======== Extracted entries

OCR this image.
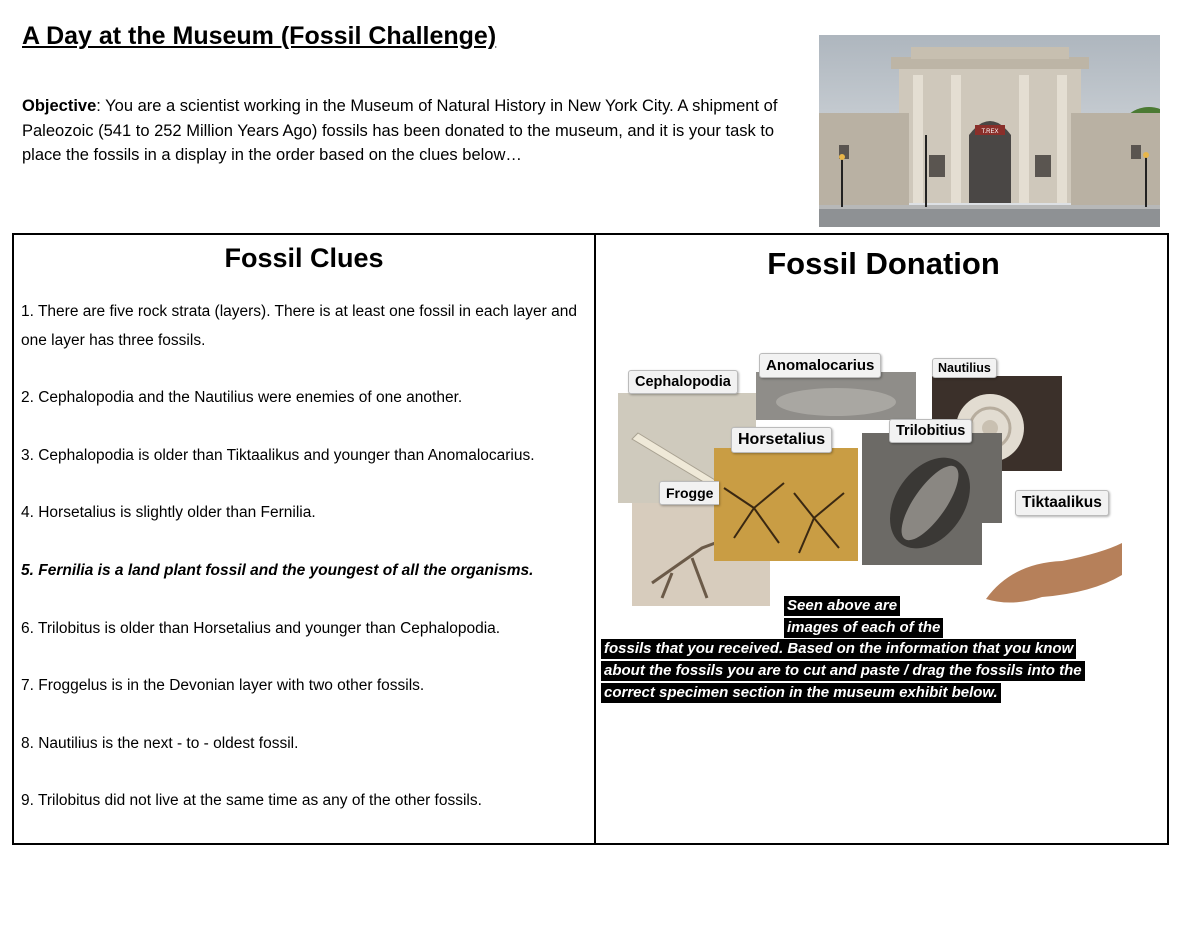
A Day at the Museum (Fossil Challenge)

Objective: You are a scientist working in the Museum of Natural History in New York City. A shipment of Paleozoic (541 to 252 Million Years Ago) fossils has been donated to the museum, and it is your task to place the fossils in a display in the order based on the clues below…

T.REX
Fossil Clues

1. There are five rock strata (layers). There is at least one fossil in each layer and one layer has three fossils.

2. Cephalopodia and the Nautilius were enemies of one another.

3. Cephalopodia is older than Tiktaalikus and younger than Anomalocarius.

4. Horsetalius is slightly older than Fernilia.

5. Fernilia is a land plant fossil and the youngest of all the organisms.

6. Trilobitus is older than Horsetalius and younger than Cephalopodia.

7. Froggelus is in the Devonian layer with two other fossils.

8. Nautilius is the next - to - oldest fossil.

9. Trilobitus did not live at the same time as any of the other fossils.

Fossil Donation
Cephalopodia
Anomalocarius	Nautilius
Horsetalius	Trilobitius
Frogge
Tiktaalikus
Seen above are
images of each of the
fossils that you received. Based on the information that you know
about the fossils you are to cut and paste / drag the fossils into the
correct specimen section in the museum exhibit below.
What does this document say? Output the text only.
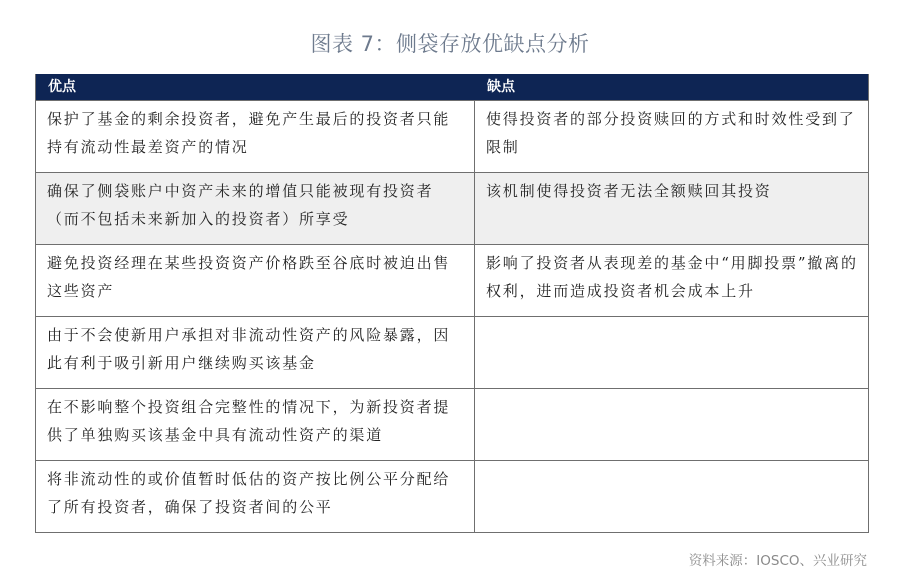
图表 7：侧袋存放优缺点分析
优点	缺点
保护了基金的剩余投资者，避免产生最后的投资者只能持有流动性最差资产的情况
使得投资者的部分投资赎回的方式和时效性受到了限制
确保了侧袋账户中资产未来的增值只能被现有投资者（而不包括未来新加入的投资者）所享受
该机制使得投资者无法全额赎回其投资
避免投资经理在某些投资资产价格跌至谷底时被迫出售这些资产
影响了投资者从表现差的基金中“用脚投票”撤离的权利，进而造成投资者机会成本上升
由于不会使新用户承担对非流动性资产的风险暴露，因此有利于吸引新用户继续购买该基金
在不影响整个投资组合完整性的情况下，为新投资者提供了单独购买该基金中具有流动性资产的渠道
将非流动性的或价值暂时低估的资产按比例公平分配给了所有投资者，确保了投资者间的公平
资料来源：IOSCO、兴业研究
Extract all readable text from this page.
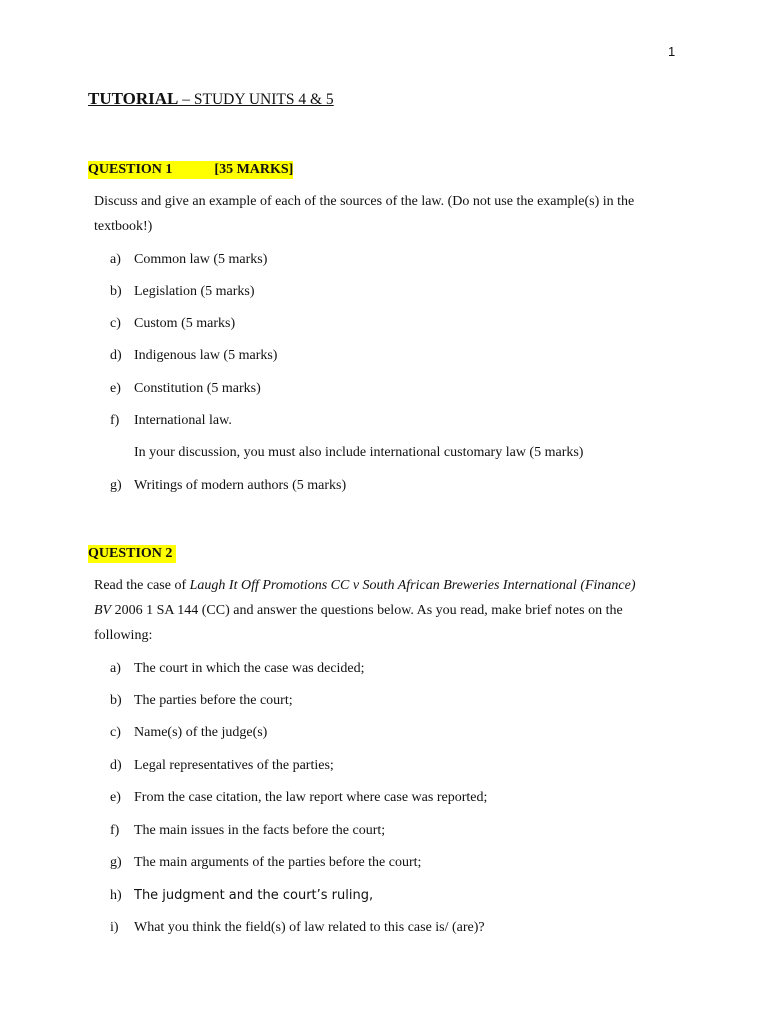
1
TUTORIAL – STUDY UNITS 4 & 5
QUESTION 1            [35 MARKS]
Discuss and give an example of each of the sources of the law. (Do not use the example(s) in the textbook!)
a) Common law (5 marks)
b) Legislation (5 marks)
c) Custom (5 marks)
d) Indigenous law (5 marks)
e) Constitution (5 marks)
f) International law.
In your discussion, you must also include international customary law (5 marks)
g) Writings of modern authors (5 marks)
QUESTION 2
Read the case of Laugh It Off Promotions CC v South African Breweries International (Finance) BV 2006 1 SA 144 (CC) and answer the questions below. As you read, make brief notes on the following:
a) The court in which the case was decided;
b) The parties before the court;
c) Name(s) of the judge(s)
d) Legal representatives of the parties;
e) From the case citation, the law report where case was reported;
f) The main issues in the facts before the court;
g) The main arguments of the parties before the court;
h) The judgment and the court’s ruling,
i) What you think the field(s) of law related to this case is/ (are)?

================

## What is required:
Report every line containing the word "Nautilius" from the listing above.

## Response:
2. Cephalopodia and the Nautilius were enemies of one another.
8. Nautilius is the next - to - oldest fossil.
Anomalocarius	Nautilius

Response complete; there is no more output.